→ Data rows

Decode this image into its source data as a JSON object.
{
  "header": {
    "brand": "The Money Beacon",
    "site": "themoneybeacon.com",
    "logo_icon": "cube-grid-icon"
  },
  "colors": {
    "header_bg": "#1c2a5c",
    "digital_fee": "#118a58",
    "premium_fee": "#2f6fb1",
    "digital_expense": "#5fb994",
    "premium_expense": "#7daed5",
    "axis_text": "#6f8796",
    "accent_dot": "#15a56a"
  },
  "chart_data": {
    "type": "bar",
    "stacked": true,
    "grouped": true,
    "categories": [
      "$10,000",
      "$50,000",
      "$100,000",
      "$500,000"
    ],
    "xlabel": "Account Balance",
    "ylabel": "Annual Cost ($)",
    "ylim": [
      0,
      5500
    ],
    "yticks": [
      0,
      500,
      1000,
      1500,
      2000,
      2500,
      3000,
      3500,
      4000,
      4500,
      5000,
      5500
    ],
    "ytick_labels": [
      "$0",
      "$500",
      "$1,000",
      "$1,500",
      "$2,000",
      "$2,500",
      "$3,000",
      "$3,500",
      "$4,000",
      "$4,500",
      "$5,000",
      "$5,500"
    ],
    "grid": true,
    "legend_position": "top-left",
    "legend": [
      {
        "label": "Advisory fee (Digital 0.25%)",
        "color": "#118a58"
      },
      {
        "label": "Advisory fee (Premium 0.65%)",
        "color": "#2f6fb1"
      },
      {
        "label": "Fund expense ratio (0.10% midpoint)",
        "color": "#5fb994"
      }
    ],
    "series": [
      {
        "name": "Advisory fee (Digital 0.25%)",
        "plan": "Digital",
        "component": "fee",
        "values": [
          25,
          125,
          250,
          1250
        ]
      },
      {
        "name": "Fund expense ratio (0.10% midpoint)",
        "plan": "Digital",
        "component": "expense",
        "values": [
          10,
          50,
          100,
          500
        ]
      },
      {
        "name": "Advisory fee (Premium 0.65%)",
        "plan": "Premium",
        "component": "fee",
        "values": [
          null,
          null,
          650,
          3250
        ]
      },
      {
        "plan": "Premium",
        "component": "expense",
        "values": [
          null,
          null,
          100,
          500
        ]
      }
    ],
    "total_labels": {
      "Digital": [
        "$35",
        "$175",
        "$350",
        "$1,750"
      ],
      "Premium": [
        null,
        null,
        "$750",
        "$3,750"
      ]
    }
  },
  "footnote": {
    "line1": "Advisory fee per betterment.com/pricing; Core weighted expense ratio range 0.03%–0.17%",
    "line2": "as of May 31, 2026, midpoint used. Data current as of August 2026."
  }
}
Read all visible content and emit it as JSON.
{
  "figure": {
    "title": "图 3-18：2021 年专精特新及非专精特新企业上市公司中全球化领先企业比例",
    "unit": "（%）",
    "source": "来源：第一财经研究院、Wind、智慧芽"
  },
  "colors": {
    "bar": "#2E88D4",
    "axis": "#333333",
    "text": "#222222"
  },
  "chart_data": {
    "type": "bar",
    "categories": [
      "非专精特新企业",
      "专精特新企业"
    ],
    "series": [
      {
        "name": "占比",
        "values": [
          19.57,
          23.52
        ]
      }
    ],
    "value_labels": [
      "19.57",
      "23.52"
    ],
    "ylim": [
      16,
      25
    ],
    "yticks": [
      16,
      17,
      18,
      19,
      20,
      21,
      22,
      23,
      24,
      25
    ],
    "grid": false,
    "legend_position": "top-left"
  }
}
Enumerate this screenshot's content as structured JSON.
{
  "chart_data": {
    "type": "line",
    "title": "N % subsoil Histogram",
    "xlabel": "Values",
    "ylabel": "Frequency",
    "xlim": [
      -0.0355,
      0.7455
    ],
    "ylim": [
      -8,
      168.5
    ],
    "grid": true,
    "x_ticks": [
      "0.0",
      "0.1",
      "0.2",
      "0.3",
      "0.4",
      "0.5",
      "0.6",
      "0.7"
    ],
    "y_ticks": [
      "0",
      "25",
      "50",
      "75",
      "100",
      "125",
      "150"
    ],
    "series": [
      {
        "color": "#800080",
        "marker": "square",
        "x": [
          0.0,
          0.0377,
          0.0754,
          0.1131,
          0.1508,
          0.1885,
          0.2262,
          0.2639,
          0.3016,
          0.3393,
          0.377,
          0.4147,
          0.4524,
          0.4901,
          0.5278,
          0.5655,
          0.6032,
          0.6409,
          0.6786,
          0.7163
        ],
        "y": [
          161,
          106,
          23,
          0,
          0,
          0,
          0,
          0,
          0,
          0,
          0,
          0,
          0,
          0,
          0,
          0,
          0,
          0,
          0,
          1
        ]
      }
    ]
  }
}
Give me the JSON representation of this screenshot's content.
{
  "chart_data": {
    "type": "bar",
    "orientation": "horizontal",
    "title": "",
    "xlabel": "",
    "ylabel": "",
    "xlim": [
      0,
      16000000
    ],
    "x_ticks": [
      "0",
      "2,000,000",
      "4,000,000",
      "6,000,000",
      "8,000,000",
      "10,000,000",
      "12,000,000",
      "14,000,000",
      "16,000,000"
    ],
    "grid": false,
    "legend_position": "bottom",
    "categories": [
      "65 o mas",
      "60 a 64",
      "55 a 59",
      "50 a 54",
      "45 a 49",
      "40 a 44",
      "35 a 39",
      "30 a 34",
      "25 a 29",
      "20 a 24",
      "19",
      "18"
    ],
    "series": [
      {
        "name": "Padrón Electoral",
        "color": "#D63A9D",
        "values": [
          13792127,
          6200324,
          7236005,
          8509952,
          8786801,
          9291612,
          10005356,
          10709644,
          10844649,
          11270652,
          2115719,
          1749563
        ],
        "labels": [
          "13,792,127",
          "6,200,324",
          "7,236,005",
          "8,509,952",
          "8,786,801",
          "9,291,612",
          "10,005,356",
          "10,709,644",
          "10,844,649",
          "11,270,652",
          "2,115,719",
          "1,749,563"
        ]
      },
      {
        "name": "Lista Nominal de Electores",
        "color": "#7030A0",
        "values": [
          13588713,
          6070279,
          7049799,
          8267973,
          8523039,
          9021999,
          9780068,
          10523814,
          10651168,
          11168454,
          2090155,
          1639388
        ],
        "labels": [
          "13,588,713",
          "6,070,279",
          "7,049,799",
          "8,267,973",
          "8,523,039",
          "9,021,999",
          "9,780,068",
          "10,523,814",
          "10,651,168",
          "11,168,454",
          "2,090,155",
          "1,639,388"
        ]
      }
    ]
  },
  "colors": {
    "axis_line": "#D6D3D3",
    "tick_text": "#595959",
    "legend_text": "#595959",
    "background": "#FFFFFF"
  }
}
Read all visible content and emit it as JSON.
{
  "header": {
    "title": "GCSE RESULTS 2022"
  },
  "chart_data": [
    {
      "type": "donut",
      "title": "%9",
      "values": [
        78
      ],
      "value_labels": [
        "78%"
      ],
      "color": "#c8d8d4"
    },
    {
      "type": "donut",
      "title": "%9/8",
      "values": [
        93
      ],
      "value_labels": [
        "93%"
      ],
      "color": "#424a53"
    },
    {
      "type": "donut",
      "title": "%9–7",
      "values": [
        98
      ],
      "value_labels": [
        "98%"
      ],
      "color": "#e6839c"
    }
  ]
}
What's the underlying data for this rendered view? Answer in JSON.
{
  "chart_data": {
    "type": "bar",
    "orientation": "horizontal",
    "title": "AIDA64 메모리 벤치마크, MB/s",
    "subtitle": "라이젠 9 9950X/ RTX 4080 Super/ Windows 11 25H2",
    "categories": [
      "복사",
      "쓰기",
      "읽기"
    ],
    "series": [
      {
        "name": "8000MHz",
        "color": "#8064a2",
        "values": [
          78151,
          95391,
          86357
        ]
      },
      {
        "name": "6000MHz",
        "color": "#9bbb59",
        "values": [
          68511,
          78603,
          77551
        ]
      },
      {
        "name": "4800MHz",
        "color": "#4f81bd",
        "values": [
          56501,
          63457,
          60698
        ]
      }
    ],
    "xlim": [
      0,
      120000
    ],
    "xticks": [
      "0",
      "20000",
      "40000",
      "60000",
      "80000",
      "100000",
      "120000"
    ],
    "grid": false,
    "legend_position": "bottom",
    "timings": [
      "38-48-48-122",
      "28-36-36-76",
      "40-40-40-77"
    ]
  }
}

→ Your task
Read the data above and pull out each line that holds the string "Advisory".

→ Response
        "label": "Advisory fee (Digital 0.25%)",
        "label": "Advisory fee (Premium 0.65%)",
        "name": "Advisory fee (Digital 0.25%)",
        "name": "Advisory fee (Premium 0.65%)",
    "line1": "Advisory fee per betterment.com/pricing; Core weighted expense ratio range 0.03%–0.17%",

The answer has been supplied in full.